PROBLEM STATEMENT »
Below are the entries; return exactly the line with "Extract all readable text from this page." and every later line, without anything else.

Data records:
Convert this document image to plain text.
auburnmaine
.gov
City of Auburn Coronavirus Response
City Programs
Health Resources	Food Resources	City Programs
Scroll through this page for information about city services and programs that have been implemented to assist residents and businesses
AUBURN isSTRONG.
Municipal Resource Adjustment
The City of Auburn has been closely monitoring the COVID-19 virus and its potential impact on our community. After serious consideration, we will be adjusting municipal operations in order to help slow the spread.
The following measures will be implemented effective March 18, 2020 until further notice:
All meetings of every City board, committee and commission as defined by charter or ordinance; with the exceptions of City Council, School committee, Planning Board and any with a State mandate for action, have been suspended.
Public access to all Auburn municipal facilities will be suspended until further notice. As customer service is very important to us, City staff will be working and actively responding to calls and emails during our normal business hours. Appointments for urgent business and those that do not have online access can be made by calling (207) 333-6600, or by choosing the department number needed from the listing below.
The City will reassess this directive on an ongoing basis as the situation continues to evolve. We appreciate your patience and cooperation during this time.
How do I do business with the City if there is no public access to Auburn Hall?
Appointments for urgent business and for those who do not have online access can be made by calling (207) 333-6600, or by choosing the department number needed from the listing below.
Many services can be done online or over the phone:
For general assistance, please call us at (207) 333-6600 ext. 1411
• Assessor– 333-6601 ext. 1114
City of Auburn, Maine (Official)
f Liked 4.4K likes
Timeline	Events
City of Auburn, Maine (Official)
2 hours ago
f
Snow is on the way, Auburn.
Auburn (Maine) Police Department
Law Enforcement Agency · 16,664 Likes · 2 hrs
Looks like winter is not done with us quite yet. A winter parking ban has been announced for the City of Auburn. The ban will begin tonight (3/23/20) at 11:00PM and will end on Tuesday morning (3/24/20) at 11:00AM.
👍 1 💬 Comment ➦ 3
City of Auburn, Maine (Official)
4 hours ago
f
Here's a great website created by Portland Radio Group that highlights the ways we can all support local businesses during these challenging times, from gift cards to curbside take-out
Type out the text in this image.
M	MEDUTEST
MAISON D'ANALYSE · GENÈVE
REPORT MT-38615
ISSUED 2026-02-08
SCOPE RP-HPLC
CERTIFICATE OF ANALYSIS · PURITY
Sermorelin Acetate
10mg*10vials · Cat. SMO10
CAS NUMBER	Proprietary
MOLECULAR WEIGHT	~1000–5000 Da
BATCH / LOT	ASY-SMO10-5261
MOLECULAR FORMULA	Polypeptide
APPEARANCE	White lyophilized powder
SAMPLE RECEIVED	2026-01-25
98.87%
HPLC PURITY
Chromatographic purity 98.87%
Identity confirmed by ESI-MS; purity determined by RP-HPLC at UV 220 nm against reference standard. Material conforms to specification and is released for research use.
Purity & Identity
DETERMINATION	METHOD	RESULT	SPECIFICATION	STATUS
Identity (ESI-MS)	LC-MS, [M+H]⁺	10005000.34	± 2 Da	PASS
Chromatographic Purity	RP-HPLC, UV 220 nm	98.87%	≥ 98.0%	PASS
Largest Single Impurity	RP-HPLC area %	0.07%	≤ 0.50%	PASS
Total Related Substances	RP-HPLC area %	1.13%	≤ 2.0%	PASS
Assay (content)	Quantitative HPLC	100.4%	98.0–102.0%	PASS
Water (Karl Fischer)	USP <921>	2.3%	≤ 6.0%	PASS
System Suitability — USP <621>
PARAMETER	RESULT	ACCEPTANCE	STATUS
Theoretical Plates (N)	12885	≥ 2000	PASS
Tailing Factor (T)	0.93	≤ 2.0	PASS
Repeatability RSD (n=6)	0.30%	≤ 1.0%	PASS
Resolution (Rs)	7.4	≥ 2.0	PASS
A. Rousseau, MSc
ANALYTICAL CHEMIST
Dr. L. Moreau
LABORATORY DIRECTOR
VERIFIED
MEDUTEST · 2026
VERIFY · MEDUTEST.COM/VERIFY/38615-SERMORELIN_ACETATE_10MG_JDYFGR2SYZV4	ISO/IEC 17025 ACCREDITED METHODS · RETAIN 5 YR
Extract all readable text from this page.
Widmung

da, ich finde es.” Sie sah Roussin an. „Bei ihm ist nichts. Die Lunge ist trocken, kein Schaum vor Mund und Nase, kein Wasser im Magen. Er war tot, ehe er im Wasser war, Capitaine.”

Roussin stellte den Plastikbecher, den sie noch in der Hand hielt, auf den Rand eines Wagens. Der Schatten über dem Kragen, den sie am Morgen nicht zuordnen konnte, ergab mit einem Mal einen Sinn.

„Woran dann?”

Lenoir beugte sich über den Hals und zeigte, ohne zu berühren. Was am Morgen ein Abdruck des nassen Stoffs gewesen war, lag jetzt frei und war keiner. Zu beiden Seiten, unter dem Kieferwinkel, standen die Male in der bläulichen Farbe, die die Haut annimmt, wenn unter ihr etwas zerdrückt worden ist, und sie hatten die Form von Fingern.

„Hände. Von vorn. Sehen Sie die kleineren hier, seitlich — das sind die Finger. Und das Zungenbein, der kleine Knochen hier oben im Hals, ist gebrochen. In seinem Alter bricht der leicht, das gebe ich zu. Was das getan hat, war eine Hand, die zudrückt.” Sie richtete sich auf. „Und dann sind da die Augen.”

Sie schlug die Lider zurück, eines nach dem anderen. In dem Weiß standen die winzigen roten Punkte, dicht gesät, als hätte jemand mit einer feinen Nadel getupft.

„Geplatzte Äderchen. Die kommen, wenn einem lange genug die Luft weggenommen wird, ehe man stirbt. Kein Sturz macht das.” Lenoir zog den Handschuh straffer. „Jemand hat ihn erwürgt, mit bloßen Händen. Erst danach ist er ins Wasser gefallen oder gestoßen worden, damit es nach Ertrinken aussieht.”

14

ANSWER SPACE »
Extract all readable text from this page.
Widmung

da, ich finde es.” Sie sah Roussin an. „Bei ihm ist nichts. Die Lunge ist trocken, kein Schaum vor Mund und Nase, kein Wasser im Magen. Er war tot, ehe er im Wasser war, Capitaine.”

Roussin stellte den Plastikbecher, den sie noch in der Hand hielt, auf den Rand eines Wagens. Der Schatten über dem Kragen, den sie am Morgen nicht zuordnen konnte, ergab mit einem Mal einen Sinn.

„Woran dann?”

Lenoir beugte sich über den Hals und zeigte, ohne zu berühren. Was am Morgen ein Abdruck des nassen Stoffs gewesen war, lag jetzt frei und war keiner. Zu beiden Seiten, unter dem Kieferwinkel, standen die Male in der bläulichen Farbe, die die Haut annimmt, wenn unter ihr etwas zerdrückt worden ist, und sie hatten die Form von Fingern.

„Hände. Von vorn. Sehen Sie die kleineren hier, seitlich — das sind die Finger. Und das Zungenbein, der kleine Knochen hier oben im Hals, ist gebrochen. In seinem Alter bricht der leicht, das gebe ich zu. Was das getan hat, war eine Hand, die zudrückt.” Sie richtete sich auf. „Und dann sind da die Augen.”

Sie schlug die Lider zurück, eines nach dem anderen. In dem Weiß standen die winzigen roten Punkte, dicht gesät, als hätte jemand mit einer feinen Nadel getupft.

„Geplatzte Äderchen. Die kommen, wenn einem lange genug die Luft weggenommen wird, ehe man stirbt. Kein Sturz macht das.” Lenoir zog den Handschuh straffer. „Jemand hat ihn erwürgt, mit bloßen Händen. Erst danach ist er ins Wasser gefallen oder gestoßen worden, damit es nach Ertrinken aussieht.”

14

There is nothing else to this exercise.